_Short exercise_
Records follow. Pull out every line that contains "tasks".
......
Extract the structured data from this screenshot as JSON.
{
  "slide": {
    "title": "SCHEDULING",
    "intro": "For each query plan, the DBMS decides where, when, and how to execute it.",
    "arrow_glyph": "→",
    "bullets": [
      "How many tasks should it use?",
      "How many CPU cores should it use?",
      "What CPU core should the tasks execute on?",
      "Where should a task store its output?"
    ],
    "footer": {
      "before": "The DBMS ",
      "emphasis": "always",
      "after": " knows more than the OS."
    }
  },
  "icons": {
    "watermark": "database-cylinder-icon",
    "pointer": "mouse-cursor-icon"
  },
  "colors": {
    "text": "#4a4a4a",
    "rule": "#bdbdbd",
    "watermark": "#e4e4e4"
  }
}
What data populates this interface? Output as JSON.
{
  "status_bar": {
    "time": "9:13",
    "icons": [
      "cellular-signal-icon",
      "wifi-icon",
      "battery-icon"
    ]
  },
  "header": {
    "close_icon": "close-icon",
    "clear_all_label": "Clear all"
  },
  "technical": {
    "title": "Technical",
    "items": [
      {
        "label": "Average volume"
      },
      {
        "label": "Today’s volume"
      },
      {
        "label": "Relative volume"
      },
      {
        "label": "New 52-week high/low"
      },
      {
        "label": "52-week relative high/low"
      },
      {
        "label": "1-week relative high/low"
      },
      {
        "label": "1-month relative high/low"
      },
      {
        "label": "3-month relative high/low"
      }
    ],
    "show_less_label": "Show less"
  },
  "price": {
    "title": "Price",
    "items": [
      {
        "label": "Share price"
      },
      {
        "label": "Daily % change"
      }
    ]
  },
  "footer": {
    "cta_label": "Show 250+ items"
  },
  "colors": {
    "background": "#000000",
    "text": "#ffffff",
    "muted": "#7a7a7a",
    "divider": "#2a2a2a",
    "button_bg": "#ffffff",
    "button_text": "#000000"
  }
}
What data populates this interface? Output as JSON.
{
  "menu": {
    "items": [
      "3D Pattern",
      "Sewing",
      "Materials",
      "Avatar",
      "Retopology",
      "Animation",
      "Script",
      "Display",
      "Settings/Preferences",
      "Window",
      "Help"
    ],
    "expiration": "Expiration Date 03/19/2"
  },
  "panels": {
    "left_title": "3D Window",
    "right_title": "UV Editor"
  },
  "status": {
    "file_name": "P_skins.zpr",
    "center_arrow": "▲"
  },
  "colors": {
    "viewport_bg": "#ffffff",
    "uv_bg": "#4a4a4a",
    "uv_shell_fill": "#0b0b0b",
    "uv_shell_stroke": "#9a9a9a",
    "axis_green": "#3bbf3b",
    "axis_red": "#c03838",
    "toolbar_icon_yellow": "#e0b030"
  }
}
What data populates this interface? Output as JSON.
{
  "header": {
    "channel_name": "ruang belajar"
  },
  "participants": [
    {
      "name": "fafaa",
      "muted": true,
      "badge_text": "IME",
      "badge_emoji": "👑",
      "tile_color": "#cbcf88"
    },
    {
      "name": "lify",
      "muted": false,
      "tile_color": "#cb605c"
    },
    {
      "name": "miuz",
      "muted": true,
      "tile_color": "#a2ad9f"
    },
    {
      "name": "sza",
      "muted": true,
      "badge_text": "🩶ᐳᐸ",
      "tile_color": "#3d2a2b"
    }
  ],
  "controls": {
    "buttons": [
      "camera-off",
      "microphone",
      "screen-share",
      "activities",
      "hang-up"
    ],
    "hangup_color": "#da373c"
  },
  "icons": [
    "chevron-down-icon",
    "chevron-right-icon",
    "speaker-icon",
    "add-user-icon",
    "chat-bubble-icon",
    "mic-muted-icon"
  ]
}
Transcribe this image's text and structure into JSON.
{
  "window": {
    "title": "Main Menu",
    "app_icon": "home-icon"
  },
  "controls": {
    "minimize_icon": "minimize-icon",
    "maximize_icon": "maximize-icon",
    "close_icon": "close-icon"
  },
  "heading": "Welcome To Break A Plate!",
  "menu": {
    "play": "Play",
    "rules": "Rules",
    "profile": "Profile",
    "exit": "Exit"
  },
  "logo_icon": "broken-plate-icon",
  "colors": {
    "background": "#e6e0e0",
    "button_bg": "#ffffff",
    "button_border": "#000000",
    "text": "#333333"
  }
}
......
_Solution to this problem_
      "How many tasks should it use?",
      "What CPU core should the tasks execute on?",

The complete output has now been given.